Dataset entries

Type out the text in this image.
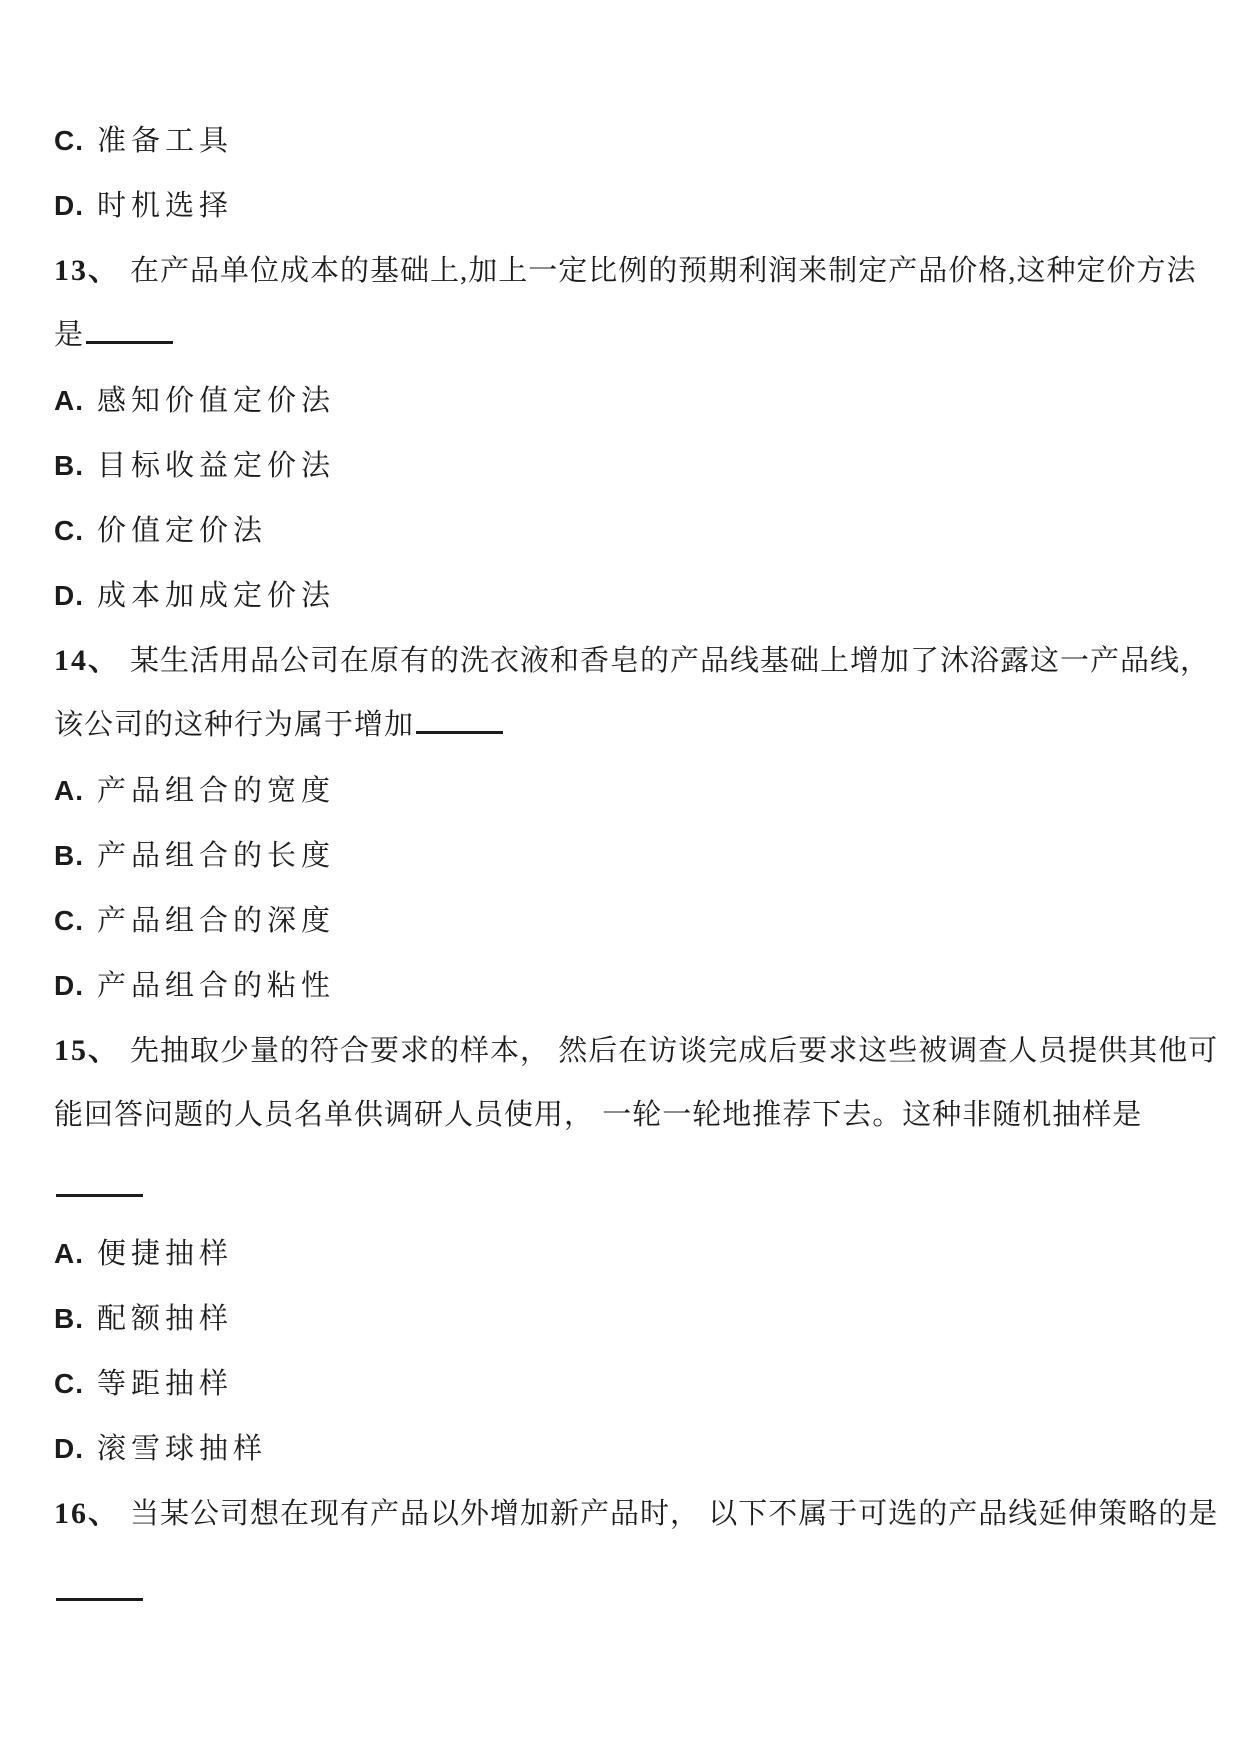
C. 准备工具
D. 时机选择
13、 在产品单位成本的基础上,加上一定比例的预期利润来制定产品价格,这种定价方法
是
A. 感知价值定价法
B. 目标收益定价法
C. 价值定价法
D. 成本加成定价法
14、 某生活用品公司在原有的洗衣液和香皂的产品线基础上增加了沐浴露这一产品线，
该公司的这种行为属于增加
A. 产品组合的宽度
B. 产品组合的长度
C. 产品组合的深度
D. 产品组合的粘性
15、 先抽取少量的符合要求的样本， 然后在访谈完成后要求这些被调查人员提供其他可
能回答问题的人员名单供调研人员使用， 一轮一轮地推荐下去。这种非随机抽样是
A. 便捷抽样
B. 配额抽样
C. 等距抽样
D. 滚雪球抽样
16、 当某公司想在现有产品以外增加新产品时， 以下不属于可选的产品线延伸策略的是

EXERCISE REQUIREMENTS
Retype each line of the listing above word for word. Exclude the pictures.

SOLUTION TO THE EXERCISE
Type out the text in this image.
C. 准备工具
D. 时机选择
13、 在产品单位成本的基础上,加上一定比例的预期利润来制定产品价格,这种定价方法
是
A. 感知价值定价法
B. 目标收益定价法
C. 价值定价法
D. 成本加成定价法
14、 某生活用品公司在原有的洗衣液和香皂的产品线基础上增加了沐浴露这一产品线，
该公司的这种行为属于增加
A. 产品组合的宽度
B. 产品组合的长度
C. 产品组合的深度
D. 产品组合的粘性
15、 先抽取少量的符合要求的样本， 然后在访谈完成后要求这些被调查人员提供其他可
能回答问题的人员名单供调研人员使用， 一轮一轮地推荐下去。这种非随机抽样是
A. 便捷抽样
B. 配额抽样
C. 等距抽样
D. 滚雪球抽样
16、 当某公司想在现有产品以外增加新产品时， 以下不属于可选的产品线延伸策略的是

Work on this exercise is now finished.